--- begin DATA SECTION ---

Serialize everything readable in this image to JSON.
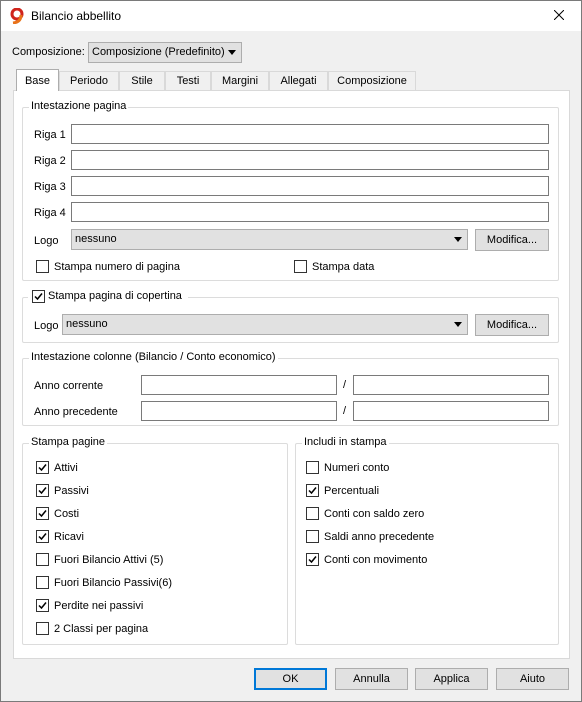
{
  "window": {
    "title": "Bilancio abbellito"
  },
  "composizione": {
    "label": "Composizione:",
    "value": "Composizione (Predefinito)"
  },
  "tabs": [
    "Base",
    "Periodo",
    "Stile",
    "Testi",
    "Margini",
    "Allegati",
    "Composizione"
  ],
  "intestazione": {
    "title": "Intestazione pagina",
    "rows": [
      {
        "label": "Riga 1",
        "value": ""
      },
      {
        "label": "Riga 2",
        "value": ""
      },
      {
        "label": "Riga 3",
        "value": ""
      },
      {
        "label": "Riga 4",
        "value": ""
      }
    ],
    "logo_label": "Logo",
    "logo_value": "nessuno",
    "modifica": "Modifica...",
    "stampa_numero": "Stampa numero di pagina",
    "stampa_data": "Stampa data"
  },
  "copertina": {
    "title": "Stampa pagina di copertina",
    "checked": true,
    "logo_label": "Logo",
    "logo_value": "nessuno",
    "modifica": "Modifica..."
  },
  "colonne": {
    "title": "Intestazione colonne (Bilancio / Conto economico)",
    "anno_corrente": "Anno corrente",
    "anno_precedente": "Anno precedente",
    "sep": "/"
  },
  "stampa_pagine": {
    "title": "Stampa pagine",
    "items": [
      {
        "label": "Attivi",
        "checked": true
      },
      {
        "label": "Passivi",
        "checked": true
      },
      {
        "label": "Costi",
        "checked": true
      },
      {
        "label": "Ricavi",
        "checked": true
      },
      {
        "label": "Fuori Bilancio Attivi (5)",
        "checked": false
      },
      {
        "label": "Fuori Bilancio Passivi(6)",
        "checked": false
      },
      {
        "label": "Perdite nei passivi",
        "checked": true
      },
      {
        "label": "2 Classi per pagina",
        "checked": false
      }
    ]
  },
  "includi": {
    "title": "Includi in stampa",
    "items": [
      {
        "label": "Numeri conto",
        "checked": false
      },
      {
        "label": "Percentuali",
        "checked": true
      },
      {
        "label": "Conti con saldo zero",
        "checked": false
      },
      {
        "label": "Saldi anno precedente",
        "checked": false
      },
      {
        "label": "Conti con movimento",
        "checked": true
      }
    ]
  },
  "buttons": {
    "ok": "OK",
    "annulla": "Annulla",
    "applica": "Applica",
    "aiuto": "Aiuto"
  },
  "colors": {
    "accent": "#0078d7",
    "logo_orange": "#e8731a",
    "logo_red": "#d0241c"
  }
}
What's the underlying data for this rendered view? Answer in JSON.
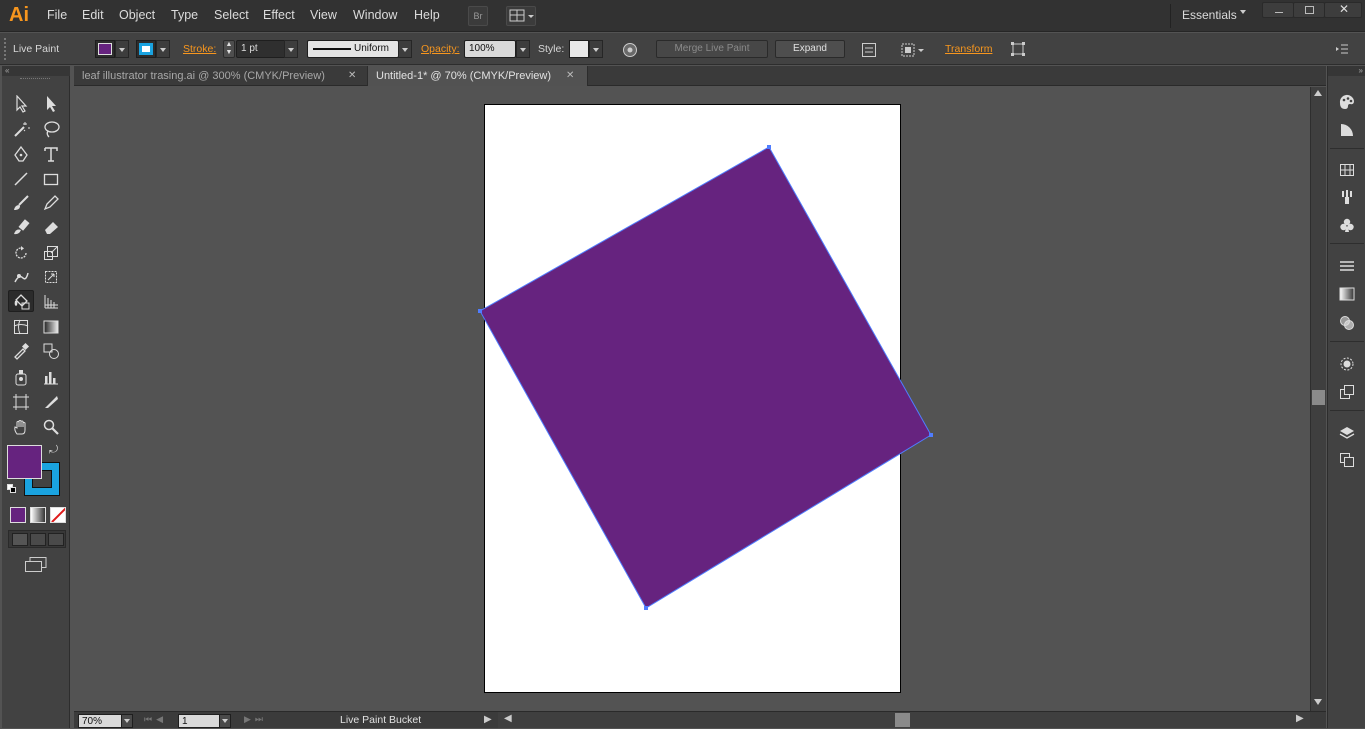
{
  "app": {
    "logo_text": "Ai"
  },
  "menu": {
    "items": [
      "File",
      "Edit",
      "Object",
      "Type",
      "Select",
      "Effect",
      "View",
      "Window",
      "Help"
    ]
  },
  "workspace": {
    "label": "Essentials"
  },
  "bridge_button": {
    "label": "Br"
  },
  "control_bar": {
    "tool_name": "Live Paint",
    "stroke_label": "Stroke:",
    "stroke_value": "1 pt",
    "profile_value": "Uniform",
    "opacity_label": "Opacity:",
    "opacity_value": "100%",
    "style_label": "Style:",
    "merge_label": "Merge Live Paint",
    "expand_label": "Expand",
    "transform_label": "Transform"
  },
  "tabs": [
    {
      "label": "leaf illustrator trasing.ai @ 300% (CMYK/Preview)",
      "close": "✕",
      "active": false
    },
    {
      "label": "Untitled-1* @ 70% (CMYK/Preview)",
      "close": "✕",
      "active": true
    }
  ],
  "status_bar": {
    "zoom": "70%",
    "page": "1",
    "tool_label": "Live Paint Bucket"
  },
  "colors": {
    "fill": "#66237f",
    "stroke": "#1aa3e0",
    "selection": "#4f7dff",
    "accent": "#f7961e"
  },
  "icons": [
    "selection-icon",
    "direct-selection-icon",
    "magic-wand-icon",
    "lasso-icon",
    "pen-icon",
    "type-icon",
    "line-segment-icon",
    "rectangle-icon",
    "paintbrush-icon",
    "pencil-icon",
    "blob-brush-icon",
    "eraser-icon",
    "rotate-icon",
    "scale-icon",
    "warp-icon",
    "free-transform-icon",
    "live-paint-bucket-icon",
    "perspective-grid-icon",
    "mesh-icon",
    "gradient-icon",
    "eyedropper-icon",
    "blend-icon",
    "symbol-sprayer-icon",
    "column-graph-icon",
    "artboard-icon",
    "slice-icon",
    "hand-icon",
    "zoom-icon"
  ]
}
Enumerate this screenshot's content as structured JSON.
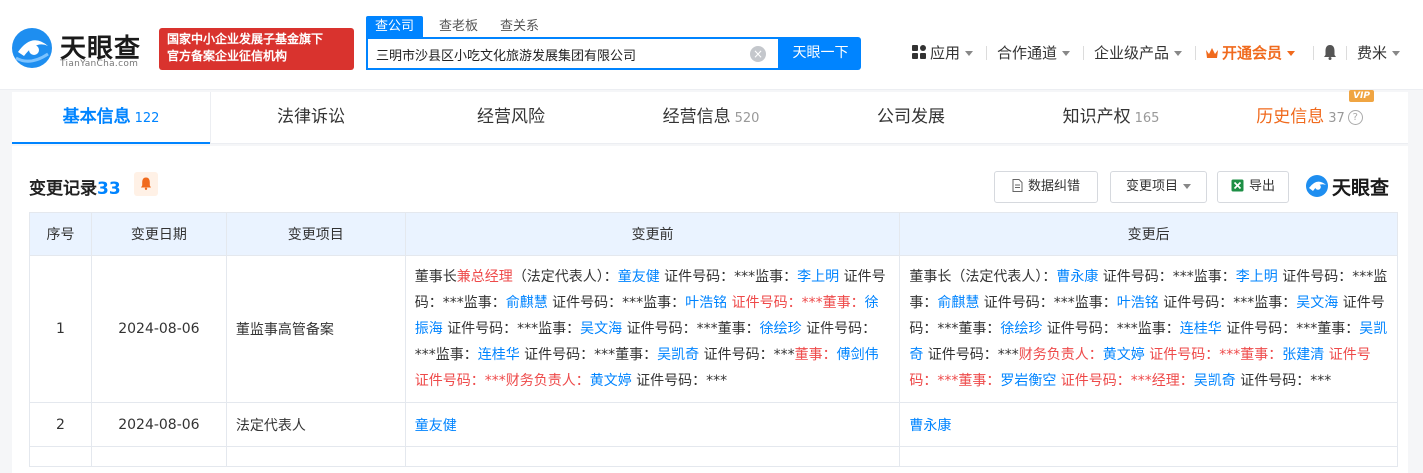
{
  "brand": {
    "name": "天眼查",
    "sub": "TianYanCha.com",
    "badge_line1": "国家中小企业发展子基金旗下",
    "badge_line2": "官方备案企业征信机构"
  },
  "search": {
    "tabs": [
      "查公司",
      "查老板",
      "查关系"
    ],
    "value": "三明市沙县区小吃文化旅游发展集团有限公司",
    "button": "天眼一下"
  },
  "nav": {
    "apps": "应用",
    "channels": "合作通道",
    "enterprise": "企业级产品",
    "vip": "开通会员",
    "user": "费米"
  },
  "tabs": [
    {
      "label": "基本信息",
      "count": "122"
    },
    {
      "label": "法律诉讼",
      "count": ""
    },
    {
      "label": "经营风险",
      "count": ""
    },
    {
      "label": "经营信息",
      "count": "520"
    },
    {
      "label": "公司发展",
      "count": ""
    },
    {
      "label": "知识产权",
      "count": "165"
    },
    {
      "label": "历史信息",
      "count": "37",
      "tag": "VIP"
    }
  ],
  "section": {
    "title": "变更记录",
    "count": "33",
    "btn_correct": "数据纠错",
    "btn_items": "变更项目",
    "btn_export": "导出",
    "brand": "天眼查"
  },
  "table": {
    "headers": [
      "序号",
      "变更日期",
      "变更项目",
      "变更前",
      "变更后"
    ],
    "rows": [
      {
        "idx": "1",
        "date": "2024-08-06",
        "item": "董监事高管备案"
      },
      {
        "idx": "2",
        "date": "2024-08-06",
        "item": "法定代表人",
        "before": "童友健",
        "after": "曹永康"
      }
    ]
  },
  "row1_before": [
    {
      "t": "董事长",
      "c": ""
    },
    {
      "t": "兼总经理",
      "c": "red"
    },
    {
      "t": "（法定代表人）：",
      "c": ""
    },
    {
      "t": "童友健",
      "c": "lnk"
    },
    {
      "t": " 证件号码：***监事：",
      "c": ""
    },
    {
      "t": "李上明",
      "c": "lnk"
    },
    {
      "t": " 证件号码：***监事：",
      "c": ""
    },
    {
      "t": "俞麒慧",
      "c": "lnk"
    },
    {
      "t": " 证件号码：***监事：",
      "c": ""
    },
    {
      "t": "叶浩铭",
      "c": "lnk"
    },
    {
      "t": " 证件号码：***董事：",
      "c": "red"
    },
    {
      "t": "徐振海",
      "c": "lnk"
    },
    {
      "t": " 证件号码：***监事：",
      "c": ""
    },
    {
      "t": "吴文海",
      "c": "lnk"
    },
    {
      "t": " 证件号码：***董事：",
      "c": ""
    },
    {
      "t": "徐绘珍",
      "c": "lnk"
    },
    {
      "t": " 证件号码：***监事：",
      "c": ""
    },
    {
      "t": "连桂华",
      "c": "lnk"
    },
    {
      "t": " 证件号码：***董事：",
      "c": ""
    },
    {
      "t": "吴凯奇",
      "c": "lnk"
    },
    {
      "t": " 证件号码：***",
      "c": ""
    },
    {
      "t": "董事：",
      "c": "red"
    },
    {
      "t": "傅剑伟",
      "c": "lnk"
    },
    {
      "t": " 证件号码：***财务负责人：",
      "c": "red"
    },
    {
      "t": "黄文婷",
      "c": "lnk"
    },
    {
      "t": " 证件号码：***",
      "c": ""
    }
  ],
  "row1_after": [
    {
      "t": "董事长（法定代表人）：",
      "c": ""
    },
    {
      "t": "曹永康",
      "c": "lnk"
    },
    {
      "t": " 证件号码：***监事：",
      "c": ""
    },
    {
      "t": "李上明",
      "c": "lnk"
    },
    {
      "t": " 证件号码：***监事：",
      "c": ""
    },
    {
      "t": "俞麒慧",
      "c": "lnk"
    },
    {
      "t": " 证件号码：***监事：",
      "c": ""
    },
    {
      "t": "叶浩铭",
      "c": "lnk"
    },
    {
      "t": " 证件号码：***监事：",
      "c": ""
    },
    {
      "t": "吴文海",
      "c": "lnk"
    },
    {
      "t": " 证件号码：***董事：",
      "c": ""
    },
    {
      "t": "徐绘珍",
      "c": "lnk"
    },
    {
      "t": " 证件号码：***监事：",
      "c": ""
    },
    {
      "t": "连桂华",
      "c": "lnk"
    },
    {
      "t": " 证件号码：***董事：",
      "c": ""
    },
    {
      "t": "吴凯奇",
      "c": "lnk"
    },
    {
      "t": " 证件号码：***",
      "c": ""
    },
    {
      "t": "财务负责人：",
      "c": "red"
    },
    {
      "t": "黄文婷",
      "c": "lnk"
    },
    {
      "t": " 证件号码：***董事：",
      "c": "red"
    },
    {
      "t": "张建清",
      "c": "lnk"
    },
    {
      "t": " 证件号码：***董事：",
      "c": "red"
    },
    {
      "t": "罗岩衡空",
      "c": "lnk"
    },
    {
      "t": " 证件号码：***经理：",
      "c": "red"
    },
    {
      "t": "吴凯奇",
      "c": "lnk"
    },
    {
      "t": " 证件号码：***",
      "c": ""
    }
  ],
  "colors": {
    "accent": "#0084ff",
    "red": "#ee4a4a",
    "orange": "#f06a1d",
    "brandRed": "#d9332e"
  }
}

--- end DATA SECTION ---

WHAT THE TASK ASKS: In the entries above, identify each line that includes the string "Fuori", then copy it.

EXPECTED ANSWER:
        "label": "Fuori Bilancio Attivi (5)",
        "label": "Fuori Bilancio Passivi(6)",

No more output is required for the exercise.